## EXERCISE OBJECTIVE
Print all of the rows below verbatim, leaving the pictures out of your answer.

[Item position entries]
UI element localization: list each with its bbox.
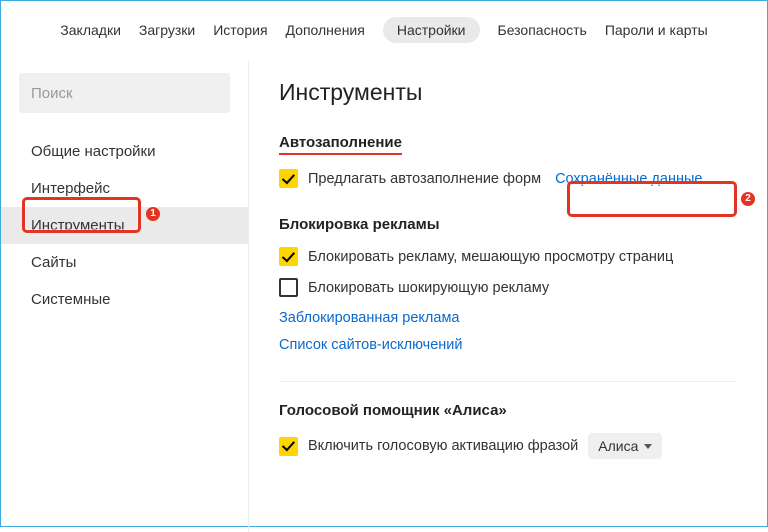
nav-bookmarks[interactable]: Закладки bbox=[60, 22, 121, 38]
section-autofill: Автозаполнение Предлагать автозаполнение… bbox=[279, 134, 737, 188]
adblock-shocking-label: Блокировать шокирующую рекламу bbox=[308, 280, 549, 296]
sidebar-item-interface[interactable]: Интерфейс bbox=[1, 170, 248, 207]
adblock-intrusive-label: Блокировать рекламу, мешающую просмотру … bbox=[308, 249, 673, 265]
sidebar: Общие настройки Интерфейс Инструменты Са… bbox=[1, 61, 249, 532]
page-title: Инструменты bbox=[279, 79, 737, 106]
sidebar-item-sites[interactable]: Сайты bbox=[1, 244, 248, 281]
nav-downloads[interactable]: Загрузки bbox=[139, 22, 195, 38]
adblock-exclusions-link[interactable]: Список сайтов-исключений bbox=[279, 337, 462, 353]
nav-settings[interactable]: Настройки bbox=[383, 17, 480, 43]
sidebar-item-general[interactable]: Общие настройки bbox=[1, 133, 248, 170]
section-adblock: Блокировка рекламы Блокировать рекламу, … bbox=[279, 216, 737, 353]
main-content: Инструменты Автозаполнение Предлагать ав… bbox=[249, 61, 767, 532]
voice-enable-label: Включить голосовую активацию фразой bbox=[308, 438, 578, 454]
chevron-down-icon bbox=[644, 444, 652, 449]
section-voice: Голосовой помощник «Алиса» Включить голо… bbox=[279, 402, 737, 459]
autofill-saved-data-link[interactable]: Сохранённые данные bbox=[555, 171, 702, 187]
adblock-shocking-checkbox[interactable] bbox=[279, 278, 298, 297]
section-divider bbox=[279, 381, 737, 382]
voice-phrase-value: Алиса bbox=[598, 438, 638, 454]
nav-passwords[interactable]: Пароли и карты bbox=[605, 22, 708, 38]
nav-extensions[interactable]: Дополнения bbox=[286, 22, 365, 38]
autofill-heading: Автозаполнение bbox=[279, 134, 737, 155]
voice-enable-checkbox[interactable] bbox=[279, 437, 298, 456]
sidebar-search[interactable] bbox=[19, 73, 230, 113]
autofill-suggest-label: Предлагать автозаполнение форм bbox=[308, 171, 541, 187]
adblock-intrusive-checkbox[interactable] bbox=[279, 247, 298, 266]
nav-history[interactable]: История bbox=[213, 22, 267, 38]
nav-security[interactable]: Безопасность bbox=[498, 22, 587, 38]
search-input[interactable] bbox=[31, 85, 218, 102]
adblock-heading: Блокировка рекламы bbox=[279, 216, 737, 233]
voice-phrase-select[interactable]: Алиса bbox=[588, 433, 662, 459]
adblock-blocked-link[interactable]: Заблокированная реклама bbox=[279, 310, 460, 326]
sidebar-item-system[interactable]: Системные bbox=[1, 281, 248, 318]
autofill-suggest-checkbox[interactable] bbox=[279, 169, 298, 188]
sidebar-item-tools[interactable]: Инструменты bbox=[1, 207, 248, 244]
top-nav: Закладки Загрузки История Дополнения Нас… bbox=[1, 1, 767, 61]
voice-heading: Голосовой помощник «Алиса» bbox=[279, 402, 737, 419]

## ANSWER BELOW
UI element localization: list each with its bbox.
nav-bookmarks[interactable]: Закладки bbox=[60, 22, 121, 38]
section-autofill: Автозаполнение Предлагать автозаполнение… bbox=[279, 134, 737, 188]
adblock-shocking-label: Блокировать шокирующую рекламу bbox=[308, 280, 549, 296]
sidebar-item-interface[interactable]: Интерфейс bbox=[1, 170, 248, 207]
adblock-intrusive-label: Блокировать рекламу, мешающую просмотру … bbox=[308, 249, 673, 265]
sidebar: Общие настройки Интерфейс Инструменты Са… bbox=[1, 61, 249, 532]
page-title: Инструменты bbox=[279, 79, 737, 106]
sidebar-item-sites[interactable]: Сайты bbox=[1, 244, 248, 281]
nav-downloads[interactable]: Загрузки bbox=[139, 22, 195, 38]
adblock-exclusions-link[interactable]: Список сайтов-исключений bbox=[279, 337, 462, 353]
nav-settings[interactable]: Настройки bbox=[383, 17, 480, 43]
sidebar-item-general[interactable]: Общие настройки bbox=[1, 133, 248, 170]
section-adblock: Блокировка рекламы Блокировать рекламу, … bbox=[279, 216, 737, 353]
main-content: Инструменты Автозаполнение Предлагать ав… bbox=[249, 61, 767, 532]
voice-enable-label: Включить голосовую активацию фразой bbox=[308, 438, 578, 454]
chevron-down-icon bbox=[644, 444, 652, 449]
section-voice: Голосовой помощник «Алиса» Включить голо… bbox=[279, 402, 737, 459]
autofill-saved-data-link[interactable]: Сохранённые данные bbox=[555, 171, 702, 187]
adblock-shocking-checkbox[interactable] bbox=[279, 278, 298, 297]
section-divider bbox=[279, 381, 737, 382]
voice-phrase-value: Алиса bbox=[598, 438, 638, 454]
nav-passwords[interactable]: Пароли и карты bbox=[605, 22, 708, 38]
nav-extensions[interactable]: Дополнения bbox=[286, 22, 365, 38]
autofill-heading: Автозаполнение bbox=[279, 134, 737, 155]
voice-enable-checkbox[interactable] bbox=[279, 437, 298, 456]
sidebar-search[interactable] bbox=[19, 73, 230, 113]
autofill-suggest-label: Предлагать автозаполнение форм bbox=[308, 171, 541, 187]
adblock-intrusive-checkbox[interactable] bbox=[279, 247, 298, 266]
nav-history[interactable]: История bbox=[213, 22, 267, 38]
nav-security[interactable]: Безопасность bbox=[498, 22, 587, 38]
search-input[interactable] bbox=[31, 85, 218, 102]
adblock-heading: Блокировка рекламы bbox=[279, 216, 737, 233]
voice-phrase-select[interactable]: Алиса bbox=[588, 433, 662, 459]
adblock-blocked-link[interactable]: Заблокированная реклама bbox=[279, 310, 460, 326]
sidebar-item-system[interactable]: Системные bbox=[1, 281, 248, 318]
autofill-suggest-checkbox[interactable] bbox=[279, 169, 298, 188]
sidebar-item-tools[interactable]: Инструменты bbox=[1, 207, 248, 244]
top-nav: Закладки Загрузки История Дополнения Нас… bbox=[1, 1, 767, 61]
voice-heading: Голосовой помощник «Алиса» bbox=[279, 402, 737, 419]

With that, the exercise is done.